_Input records_.
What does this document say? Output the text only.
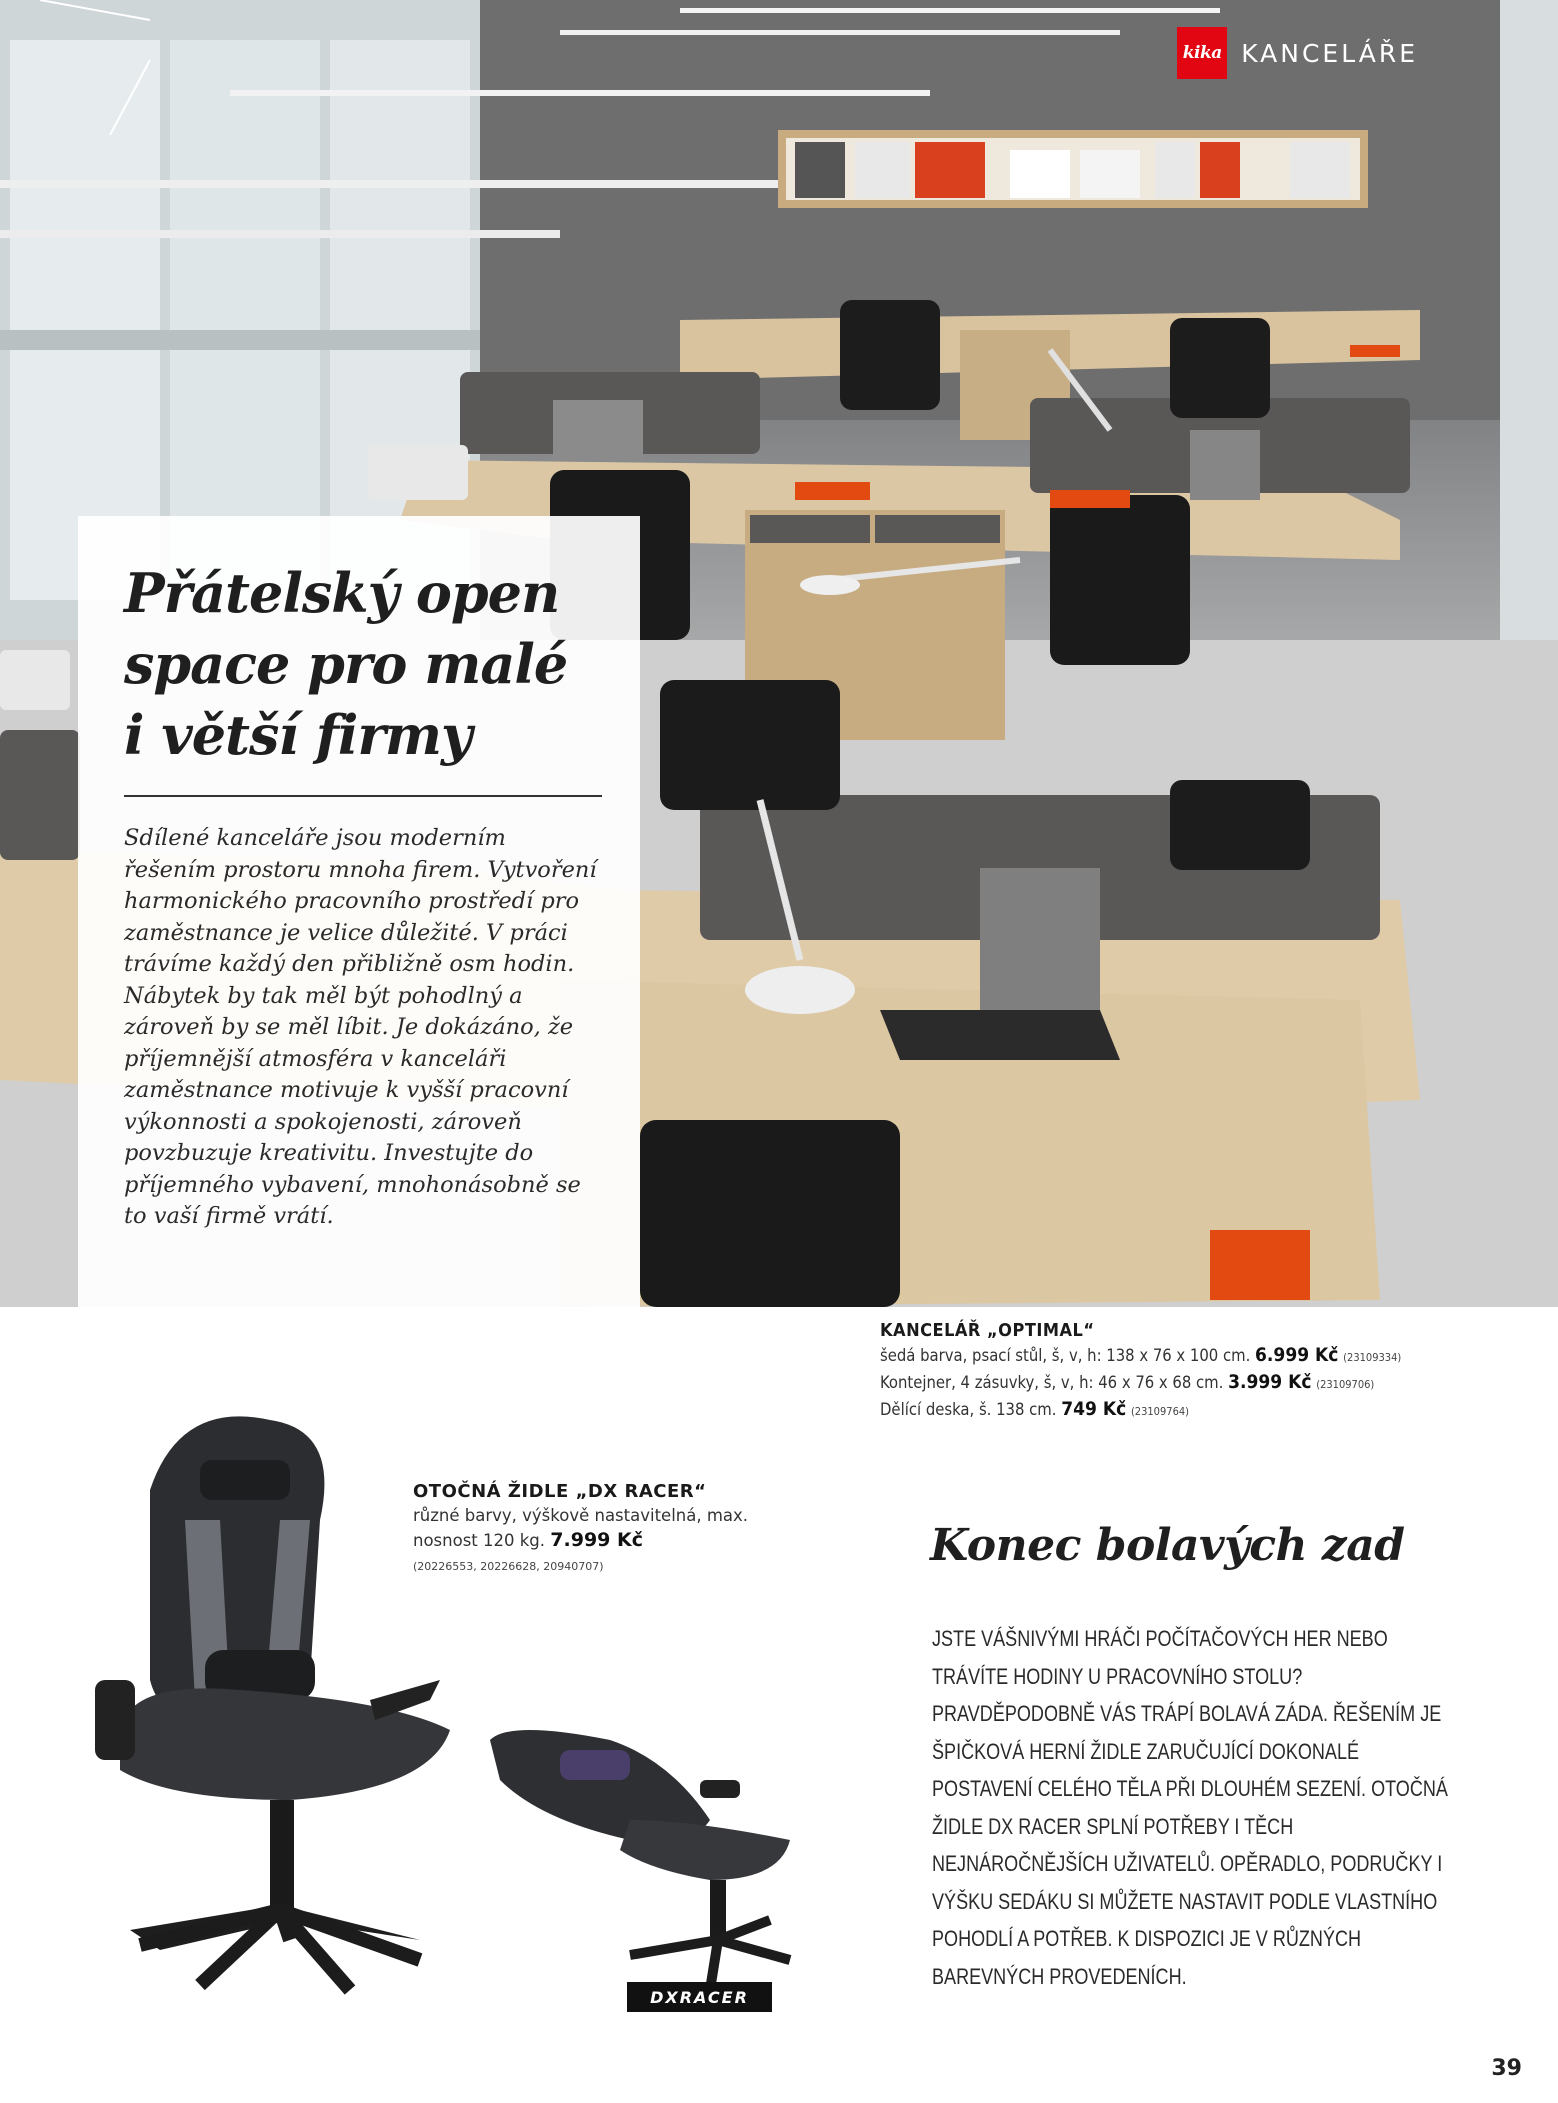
kika KANCELÁŘE
Přátelský open space pro malé i větší firmy

Sdílené kanceláře jsou moderním řešením prostoru mnoha firem. Vytvoření harmonického pracovního prostředí pro zaměstnance je velice důležité. V práci trávíme každý den přibližně osm hodin. Nábytek by tak měl být pohodlný a zároveň by se měl líbit. Je dokázáno, že příjemnější atmosféra v kanceláři zaměstnance motivuje k vyšší pracovní výkonnosti a spokojenosti, zároveň povzbuzuje kreativitu. Investujte do příjemného vybavení, mnohonásobně se to vaší firmě vrátí.

KANCELÁŘ „OPTIMAL“
šedá barva, psací stůl, š, v, h: 138 x 76 x 100 cm. 6.999 Kč (23109334)
Kontejner, 4 zásuvky, š, v, h: 46 x 76 x 68 cm. 3.999 Kč (23109706)
Dělící deska, š. 138 cm. 749 Kč (23109764)
OTOČNÁ ŽIDLE „DX RACER“
různé barvy, výškově nastavitelná, max. nosnost 120 kg. 7.999 Kč
(20226553, 20226628, 20940707)
DXRACER
Konec bolavých zad
JSTE VÁŠNIVÝMI HRÁČI POČÍTAČOVÝCH HER NEBO TRÁVÍTE HODINY U PRACOVNÍHO STOLU? PRAVDĚPODOBNĚ VÁS TRÁPÍ BOLAVÁ ZÁDA. ŘEŠENÍM JE ŠPIČKOVÁ HERNÍ ŽIDLE ZARUČUJÍCÍ DOKONALÉ POSTAVENÍ CELÉHO TĚLA PŘI DLOUHÉM SEZENÍ. OTOČNÁ ŽIDLE DX RACER SPLNÍ POTŘEBY I TĚCH NEJNÁROČNĚJŠÍCH UŽIVATELŮ. OPĚRADLO, PODRUČKY I VÝŠKU SEDÁKU SI MŮŽETE NASTAVIT PODLE VLASTNÍHO POHODLÍ A POTŘEB. K DISPOZICI JE V RŮZNÝCH BAREVNÝCH PROVEDENÍCH.
39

_Your task_. Copy each line of the data above that holds "ŽIDLE".

_The answer_.
OTOČNÁ ŽIDLE „DX RACER“
JSTE VÁŠNIVÝMI HRÁČI POČÍTAČOVÝCH HER NEBO TRÁVÍTE HODINY U PRACOVNÍHO STOLU? PRAVDĚPODOBNĚ VÁS TRÁPÍ BOLAVÁ ZÁDA. ŘEŠENÍM JE ŠPIČKOVÁ HERNÍ ŽIDLE ZARUČUJÍCÍ DOKONALÉ POSTAVENÍ CELÉHO TĚLA PŘI DLOUHÉM SEZENÍ. OTOČNÁ ŽIDLE DX RACER SPLNÍ POTŘEBY I TĚCH NEJNÁROČNĚJŠÍCH UŽIVATELŮ. OPĚRADLO, PODRUČKY I VÝŠKU SEDÁKU SI MŮŽETE NASTAVIT PODLE VLASTNÍHO POHODLÍ A POTŘEB. K DISPOZICI JE V RŮZNÝCH BAREVNÝCH PROVEDENÍCH.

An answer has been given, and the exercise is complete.